[DATASET ROWS]:
■ ■ ■ ■ ■

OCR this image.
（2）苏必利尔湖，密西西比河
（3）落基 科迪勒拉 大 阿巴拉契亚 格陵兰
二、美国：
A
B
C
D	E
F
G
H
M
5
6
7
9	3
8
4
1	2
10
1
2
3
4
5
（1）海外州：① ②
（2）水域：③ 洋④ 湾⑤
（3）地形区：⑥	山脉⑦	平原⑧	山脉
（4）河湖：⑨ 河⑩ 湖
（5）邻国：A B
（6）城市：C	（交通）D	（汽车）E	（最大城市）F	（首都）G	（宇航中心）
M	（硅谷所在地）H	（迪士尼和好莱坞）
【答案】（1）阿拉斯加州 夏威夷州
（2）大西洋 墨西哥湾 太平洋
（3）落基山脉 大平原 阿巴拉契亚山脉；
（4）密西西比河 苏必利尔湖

■ ■ ■ ■ ■

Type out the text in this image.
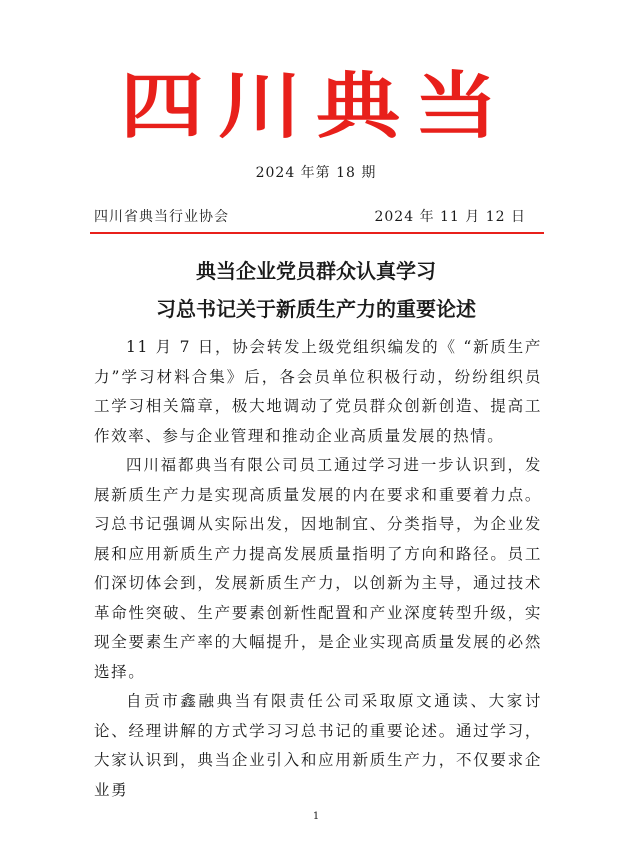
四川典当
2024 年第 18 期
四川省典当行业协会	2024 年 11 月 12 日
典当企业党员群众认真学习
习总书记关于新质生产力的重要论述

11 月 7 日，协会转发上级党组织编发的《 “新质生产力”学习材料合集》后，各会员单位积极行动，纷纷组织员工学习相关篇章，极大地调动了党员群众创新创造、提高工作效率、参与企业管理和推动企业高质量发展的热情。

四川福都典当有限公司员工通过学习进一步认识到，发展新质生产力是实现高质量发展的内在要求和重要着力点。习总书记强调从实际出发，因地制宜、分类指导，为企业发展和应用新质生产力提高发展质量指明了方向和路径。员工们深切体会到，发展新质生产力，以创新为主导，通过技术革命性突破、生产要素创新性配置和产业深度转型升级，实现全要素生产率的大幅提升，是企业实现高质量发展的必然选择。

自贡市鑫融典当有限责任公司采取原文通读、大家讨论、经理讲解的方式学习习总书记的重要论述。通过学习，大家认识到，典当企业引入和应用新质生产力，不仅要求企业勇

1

■ ■ ■ ■ ■

[PROBLEM]:
Which lines contain "this"? Copy each of them out.

[SOLUTION BELOW]:
OCR this image.
Type out the text in this image.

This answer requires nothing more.